● **GOAL OF THE EXERCISE**
Beginning with the first of the lines below and stopping after the line that contains "logs-link[interactable]: Logs (2312, 915, 2362, 942)", rewrite them with every "vcpus-cell" changed to "cpu-count-cell". Leave all other text unchanged.

● **Dataset rows**
++++++

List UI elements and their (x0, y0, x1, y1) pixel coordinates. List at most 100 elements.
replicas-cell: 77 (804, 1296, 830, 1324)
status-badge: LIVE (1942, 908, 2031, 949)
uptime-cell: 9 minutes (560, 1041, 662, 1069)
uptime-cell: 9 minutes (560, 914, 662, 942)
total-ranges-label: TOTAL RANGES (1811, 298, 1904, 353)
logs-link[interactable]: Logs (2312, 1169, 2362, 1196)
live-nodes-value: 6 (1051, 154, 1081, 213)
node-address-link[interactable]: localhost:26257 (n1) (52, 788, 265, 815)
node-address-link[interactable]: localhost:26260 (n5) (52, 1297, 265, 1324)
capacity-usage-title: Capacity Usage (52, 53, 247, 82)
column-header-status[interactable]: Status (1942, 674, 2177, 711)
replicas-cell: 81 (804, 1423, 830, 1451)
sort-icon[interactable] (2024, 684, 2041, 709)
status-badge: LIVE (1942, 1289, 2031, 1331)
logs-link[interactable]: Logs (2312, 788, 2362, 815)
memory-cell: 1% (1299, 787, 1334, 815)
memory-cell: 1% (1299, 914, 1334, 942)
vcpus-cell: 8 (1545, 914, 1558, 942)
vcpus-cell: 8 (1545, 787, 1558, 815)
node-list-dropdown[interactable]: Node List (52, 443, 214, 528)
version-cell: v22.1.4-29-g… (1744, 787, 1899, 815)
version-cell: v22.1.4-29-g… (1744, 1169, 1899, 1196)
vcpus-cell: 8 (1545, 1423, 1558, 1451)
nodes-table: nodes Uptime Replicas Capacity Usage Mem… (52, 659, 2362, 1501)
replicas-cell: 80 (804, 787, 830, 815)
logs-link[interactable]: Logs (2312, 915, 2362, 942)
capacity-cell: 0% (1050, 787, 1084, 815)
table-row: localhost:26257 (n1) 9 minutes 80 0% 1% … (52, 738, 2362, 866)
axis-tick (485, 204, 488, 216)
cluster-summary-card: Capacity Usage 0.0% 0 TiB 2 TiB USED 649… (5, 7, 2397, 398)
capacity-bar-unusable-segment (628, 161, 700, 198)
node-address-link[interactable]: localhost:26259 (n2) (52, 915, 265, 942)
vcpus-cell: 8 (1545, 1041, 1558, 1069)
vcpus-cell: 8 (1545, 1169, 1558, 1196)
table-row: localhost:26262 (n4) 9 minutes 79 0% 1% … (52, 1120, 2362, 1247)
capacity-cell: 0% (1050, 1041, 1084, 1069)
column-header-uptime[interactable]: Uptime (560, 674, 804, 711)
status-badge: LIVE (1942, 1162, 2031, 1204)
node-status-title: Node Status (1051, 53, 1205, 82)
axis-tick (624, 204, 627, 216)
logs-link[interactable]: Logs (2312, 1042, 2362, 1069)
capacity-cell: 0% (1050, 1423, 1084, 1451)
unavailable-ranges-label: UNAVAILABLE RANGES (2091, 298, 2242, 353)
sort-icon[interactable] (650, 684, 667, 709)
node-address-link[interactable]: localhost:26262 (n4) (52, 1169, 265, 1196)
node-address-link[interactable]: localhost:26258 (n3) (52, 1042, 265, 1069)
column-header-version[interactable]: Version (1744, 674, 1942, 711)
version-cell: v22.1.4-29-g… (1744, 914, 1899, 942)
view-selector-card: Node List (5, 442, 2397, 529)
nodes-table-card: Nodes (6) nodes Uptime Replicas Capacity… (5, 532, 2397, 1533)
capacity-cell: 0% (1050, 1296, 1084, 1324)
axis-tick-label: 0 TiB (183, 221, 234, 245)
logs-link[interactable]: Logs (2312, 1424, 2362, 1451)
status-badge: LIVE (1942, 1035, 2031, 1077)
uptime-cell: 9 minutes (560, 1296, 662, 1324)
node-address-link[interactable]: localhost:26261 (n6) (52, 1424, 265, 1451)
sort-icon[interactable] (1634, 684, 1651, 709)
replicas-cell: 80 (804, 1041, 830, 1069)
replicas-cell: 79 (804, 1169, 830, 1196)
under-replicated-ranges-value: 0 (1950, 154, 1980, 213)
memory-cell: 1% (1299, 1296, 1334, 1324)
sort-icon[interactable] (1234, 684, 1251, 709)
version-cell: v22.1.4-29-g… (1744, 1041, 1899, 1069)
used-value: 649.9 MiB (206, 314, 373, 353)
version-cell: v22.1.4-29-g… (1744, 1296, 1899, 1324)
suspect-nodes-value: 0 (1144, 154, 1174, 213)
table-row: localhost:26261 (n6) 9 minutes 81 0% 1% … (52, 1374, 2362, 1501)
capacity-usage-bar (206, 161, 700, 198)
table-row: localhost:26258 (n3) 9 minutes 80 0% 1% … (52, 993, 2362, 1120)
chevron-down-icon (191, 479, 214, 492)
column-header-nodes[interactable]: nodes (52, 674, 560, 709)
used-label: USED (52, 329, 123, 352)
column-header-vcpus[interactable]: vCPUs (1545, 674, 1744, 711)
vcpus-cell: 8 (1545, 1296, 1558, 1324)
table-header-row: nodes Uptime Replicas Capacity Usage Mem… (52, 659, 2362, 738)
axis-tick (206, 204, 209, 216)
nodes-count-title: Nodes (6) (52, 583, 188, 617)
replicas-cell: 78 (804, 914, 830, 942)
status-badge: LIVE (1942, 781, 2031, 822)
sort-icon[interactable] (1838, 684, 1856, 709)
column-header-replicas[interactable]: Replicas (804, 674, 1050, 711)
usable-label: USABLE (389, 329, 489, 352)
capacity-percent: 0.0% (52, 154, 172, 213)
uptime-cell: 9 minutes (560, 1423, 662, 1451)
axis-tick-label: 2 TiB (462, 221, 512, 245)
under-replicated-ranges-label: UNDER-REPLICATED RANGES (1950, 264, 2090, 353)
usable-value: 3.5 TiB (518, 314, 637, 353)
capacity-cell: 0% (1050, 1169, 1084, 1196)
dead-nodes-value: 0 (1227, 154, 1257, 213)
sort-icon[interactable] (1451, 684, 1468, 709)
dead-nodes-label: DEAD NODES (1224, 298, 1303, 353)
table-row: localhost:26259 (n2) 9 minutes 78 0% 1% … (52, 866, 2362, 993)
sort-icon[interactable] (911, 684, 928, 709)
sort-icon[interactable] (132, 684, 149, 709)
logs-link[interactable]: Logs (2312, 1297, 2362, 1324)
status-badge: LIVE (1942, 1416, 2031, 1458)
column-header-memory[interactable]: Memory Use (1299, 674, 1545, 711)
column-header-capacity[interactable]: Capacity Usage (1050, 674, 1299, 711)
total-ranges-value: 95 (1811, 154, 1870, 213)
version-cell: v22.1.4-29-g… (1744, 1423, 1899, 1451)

++++++

● **FINAL ANSWER**
List UI elements and their (x0, y0, x1, y1) pixel coordinates. List at most 100 elements.
replicas-cell: 77 (804, 1296, 830, 1324)
status-badge: LIVE (1942, 908, 2031, 949)
uptime-cell: 9 minutes (560, 1041, 662, 1069)
uptime-cell: 9 minutes (560, 914, 662, 942)
total-ranges-label: TOTAL RANGES (1811, 298, 1904, 353)
logs-link[interactable]: Logs (2312, 1169, 2362, 1196)
live-nodes-value: 6 (1051, 154, 1081, 213)
node-address-link[interactable]: localhost:26257 (n1) (52, 788, 265, 815)
node-address-link[interactable]: localhost:26260 (n5) (52, 1297, 265, 1324)
capacity-usage-title: Capacity Usage (52, 53, 247, 82)
column-header-status[interactable]: Status (1942, 674, 2177, 711)
replicas-cell: 81 (804, 1423, 830, 1451)
sort-icon[interactable] (2024, 684, 2041, 709)
status-badge: LIVE (1942, 1289, 2031, 1331)
logs-link[interactable]: Logs (2312, 788, 2362, 815)
memory-cell: 1% (1299, 787, 1334, 815)
memory-cell: 1% (1299, 914, 1334, 942)
cpu-count-cell: 8 (1545, 914, 1558, 942)
cpu-count-cell: 8 (1545, 787, 1558, 815)
node-list-dropdown[interactable]: Node List (52, 443, 214, 528)
version-cell: v22.1.4-29-g… (1744, 787, 1899, 815)
version-cell: v22.1.4-29-g… (1744, 1169, 1899, 1196)
cpu-count-cell: 8 (1545, 1423, 1558, 1451)
nodes-table: nodes Uptime Replicas Capacity Usage Mem… (52, 659, 2362, 1501)
replicas-cell: 80 (804, 787, 830, 815)
logs-link[interactable]: Logs (2312, 915, 2362, 942)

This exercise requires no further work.